═════ Material to process ═════
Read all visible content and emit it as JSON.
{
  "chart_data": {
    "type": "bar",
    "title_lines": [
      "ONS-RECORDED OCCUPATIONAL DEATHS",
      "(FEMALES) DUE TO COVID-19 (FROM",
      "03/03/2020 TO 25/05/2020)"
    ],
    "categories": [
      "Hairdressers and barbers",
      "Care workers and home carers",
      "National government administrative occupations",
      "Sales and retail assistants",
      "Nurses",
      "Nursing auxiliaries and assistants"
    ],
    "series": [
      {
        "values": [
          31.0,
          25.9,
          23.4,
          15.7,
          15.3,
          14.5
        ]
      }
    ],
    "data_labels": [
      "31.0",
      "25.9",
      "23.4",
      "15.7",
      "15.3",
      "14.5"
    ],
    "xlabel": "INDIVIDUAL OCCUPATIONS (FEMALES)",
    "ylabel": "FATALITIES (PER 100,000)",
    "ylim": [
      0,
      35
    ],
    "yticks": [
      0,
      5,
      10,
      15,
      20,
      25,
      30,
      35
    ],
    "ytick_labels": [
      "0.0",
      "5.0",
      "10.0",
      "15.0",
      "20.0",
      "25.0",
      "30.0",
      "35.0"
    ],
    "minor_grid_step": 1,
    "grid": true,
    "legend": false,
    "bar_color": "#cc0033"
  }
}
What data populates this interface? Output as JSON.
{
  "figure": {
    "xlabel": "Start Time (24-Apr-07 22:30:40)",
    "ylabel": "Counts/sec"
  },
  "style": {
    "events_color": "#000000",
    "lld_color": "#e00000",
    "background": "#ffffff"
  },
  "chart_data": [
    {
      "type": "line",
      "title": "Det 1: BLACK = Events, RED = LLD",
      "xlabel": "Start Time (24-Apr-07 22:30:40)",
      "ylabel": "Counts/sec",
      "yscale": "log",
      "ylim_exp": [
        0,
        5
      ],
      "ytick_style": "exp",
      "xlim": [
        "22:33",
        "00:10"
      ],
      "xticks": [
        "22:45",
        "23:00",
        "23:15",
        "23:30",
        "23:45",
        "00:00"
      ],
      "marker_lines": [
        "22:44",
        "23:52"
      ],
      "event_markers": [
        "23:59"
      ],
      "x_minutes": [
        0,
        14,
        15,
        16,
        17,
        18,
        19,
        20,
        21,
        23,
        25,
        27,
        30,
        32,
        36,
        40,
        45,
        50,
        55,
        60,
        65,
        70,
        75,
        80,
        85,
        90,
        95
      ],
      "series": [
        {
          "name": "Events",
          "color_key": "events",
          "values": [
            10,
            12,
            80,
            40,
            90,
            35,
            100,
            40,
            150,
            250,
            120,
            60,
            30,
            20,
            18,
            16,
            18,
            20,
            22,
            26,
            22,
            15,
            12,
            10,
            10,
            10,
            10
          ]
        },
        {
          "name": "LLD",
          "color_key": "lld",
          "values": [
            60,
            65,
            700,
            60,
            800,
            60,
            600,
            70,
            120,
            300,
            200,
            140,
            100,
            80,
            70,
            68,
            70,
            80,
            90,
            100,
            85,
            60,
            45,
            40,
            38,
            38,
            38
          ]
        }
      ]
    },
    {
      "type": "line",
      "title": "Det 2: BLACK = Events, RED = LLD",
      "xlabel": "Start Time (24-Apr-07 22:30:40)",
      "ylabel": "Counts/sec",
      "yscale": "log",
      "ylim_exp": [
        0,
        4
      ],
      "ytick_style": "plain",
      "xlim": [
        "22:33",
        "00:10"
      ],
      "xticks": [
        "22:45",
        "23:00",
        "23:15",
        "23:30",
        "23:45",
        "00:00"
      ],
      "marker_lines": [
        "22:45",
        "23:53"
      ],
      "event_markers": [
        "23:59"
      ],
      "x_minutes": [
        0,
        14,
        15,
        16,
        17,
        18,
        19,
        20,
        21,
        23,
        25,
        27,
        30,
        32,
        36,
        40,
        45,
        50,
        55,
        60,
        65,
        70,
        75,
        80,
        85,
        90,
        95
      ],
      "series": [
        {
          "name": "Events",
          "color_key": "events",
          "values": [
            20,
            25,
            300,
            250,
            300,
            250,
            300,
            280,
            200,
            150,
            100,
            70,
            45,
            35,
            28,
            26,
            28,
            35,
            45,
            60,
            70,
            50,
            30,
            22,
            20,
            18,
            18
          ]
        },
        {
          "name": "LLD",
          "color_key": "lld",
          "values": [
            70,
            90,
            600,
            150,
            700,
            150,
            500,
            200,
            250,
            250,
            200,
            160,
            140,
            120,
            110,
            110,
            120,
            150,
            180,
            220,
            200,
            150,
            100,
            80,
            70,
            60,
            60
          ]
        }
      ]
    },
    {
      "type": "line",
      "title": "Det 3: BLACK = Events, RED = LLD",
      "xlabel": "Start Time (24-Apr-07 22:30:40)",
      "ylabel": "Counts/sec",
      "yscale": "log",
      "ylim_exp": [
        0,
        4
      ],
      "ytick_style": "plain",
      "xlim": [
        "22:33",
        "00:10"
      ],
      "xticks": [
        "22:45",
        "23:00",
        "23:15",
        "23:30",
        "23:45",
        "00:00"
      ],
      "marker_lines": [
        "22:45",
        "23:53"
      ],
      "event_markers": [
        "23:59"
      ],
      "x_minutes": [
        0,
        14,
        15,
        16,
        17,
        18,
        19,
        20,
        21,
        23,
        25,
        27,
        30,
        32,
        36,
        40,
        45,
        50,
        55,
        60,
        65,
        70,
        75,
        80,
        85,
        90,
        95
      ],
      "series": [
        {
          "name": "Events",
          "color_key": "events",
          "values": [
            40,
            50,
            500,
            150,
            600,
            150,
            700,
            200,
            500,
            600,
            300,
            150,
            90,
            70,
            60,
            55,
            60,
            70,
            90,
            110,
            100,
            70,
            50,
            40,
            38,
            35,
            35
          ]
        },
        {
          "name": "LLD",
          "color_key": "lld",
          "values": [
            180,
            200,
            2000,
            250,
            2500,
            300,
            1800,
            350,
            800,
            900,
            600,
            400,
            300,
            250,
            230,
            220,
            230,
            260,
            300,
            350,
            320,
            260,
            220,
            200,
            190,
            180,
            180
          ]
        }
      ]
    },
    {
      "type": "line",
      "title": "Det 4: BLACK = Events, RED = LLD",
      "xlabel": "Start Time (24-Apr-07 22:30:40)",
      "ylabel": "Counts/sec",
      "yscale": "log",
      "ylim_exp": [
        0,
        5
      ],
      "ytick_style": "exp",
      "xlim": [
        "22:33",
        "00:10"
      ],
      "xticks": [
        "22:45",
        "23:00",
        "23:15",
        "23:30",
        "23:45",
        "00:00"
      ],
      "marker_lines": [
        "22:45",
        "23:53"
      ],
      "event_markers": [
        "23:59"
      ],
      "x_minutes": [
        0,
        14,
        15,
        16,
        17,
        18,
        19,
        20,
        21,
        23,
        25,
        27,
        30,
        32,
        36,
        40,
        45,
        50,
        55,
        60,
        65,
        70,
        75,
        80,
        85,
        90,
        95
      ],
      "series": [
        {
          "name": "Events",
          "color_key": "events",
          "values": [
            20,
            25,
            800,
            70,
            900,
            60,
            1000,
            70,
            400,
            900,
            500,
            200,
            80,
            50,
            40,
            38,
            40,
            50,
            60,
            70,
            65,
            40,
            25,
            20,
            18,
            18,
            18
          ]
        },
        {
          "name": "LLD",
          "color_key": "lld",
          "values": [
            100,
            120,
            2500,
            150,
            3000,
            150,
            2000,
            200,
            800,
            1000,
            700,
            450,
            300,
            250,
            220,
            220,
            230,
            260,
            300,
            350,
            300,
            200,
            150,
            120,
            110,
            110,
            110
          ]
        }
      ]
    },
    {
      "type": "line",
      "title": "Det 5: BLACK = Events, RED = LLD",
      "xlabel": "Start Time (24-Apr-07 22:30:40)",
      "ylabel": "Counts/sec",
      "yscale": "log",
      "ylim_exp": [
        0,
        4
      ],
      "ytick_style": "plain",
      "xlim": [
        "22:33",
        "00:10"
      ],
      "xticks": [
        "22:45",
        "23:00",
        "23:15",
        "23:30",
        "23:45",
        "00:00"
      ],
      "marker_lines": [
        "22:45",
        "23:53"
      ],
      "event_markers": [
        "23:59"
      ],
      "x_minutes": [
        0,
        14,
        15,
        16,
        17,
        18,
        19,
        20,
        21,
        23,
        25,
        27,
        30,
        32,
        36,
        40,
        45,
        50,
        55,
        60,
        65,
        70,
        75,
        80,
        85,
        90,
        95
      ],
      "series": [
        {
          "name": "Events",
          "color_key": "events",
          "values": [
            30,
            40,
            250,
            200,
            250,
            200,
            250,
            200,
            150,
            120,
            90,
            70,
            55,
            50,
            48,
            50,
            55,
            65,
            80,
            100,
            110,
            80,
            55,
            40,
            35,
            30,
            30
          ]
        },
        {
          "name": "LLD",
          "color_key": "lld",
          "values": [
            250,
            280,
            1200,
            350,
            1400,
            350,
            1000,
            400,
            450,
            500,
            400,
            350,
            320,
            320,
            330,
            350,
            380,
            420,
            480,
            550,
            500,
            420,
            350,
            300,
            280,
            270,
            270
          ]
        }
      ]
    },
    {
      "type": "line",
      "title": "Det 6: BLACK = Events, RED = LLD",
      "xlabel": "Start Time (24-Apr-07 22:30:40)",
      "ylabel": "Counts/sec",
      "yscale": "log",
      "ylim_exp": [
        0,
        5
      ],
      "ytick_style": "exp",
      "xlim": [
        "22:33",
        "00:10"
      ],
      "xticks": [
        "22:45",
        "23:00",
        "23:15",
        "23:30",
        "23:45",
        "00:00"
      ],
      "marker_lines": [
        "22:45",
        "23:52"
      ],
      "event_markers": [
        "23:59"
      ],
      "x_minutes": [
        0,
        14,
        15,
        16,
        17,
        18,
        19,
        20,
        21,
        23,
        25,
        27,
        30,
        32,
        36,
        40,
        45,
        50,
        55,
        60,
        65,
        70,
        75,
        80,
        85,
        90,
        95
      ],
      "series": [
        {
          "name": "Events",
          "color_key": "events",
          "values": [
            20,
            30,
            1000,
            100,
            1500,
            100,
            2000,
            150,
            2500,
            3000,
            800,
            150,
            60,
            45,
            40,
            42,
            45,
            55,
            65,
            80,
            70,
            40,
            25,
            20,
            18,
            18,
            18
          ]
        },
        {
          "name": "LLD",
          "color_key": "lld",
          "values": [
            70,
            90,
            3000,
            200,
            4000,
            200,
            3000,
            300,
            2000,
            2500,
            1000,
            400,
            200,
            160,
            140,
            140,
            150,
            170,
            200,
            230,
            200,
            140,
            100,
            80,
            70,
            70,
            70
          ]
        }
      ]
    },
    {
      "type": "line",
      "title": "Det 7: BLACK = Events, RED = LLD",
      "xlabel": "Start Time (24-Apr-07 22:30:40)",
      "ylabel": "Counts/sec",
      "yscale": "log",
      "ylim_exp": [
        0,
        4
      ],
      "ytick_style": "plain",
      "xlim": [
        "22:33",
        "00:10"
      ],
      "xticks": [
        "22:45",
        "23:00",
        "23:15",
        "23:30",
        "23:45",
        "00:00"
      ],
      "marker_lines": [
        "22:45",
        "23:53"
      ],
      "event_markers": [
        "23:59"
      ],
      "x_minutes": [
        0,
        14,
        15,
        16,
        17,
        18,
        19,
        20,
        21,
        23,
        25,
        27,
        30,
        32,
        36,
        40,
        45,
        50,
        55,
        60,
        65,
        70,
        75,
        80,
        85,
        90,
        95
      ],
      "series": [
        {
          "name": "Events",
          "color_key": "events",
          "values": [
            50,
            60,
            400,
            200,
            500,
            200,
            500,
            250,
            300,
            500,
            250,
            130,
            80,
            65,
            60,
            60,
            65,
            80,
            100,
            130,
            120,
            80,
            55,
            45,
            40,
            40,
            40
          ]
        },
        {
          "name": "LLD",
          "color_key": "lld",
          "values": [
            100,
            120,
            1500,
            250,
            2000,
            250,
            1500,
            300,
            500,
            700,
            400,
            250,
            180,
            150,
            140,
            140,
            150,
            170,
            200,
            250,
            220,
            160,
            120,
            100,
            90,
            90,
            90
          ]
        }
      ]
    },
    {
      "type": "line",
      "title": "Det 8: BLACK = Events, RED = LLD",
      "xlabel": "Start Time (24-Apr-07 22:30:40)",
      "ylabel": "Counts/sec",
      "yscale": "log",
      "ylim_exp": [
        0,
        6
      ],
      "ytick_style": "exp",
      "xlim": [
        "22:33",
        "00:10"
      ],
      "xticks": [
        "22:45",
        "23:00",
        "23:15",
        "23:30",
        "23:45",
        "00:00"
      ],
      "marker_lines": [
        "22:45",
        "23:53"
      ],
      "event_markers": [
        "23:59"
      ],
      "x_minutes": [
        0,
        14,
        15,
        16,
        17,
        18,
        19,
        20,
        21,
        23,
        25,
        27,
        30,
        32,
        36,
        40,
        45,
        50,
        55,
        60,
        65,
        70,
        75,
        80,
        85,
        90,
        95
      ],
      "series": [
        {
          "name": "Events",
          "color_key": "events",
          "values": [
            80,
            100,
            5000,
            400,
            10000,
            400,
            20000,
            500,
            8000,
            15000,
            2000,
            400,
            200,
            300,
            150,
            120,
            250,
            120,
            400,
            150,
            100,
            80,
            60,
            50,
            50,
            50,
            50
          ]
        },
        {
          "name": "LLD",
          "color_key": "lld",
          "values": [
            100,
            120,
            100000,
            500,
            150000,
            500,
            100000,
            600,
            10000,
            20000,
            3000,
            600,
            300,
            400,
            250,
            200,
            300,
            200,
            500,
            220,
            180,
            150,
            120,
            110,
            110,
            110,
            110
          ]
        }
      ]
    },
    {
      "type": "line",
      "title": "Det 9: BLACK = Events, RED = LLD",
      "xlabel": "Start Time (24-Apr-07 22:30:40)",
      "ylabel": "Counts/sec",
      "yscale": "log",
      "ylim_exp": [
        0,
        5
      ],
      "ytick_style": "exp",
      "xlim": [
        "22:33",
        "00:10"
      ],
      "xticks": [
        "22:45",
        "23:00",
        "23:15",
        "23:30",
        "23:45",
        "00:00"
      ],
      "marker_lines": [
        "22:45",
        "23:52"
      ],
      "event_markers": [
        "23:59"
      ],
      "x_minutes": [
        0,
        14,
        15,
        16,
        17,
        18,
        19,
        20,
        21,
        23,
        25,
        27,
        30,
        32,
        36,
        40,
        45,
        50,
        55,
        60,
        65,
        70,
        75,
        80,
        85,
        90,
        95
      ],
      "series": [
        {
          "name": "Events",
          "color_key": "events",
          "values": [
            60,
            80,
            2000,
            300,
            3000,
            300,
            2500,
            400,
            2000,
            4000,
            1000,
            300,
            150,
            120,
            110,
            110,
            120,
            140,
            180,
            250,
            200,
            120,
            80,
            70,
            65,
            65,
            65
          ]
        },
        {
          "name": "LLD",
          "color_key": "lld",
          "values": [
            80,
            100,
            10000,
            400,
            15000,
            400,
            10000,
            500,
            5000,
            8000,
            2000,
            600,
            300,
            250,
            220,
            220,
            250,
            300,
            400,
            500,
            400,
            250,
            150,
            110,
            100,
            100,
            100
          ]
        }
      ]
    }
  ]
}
═════
> Short problem: Gather each line in the entries above where the string "FEMALES" is found.

> Correct output:
      "(FEMALES) DUE TO COVID-19 (FROM",
    "xlabel": "INDIVIDUAL OCCUPATIONS (FEMALES)",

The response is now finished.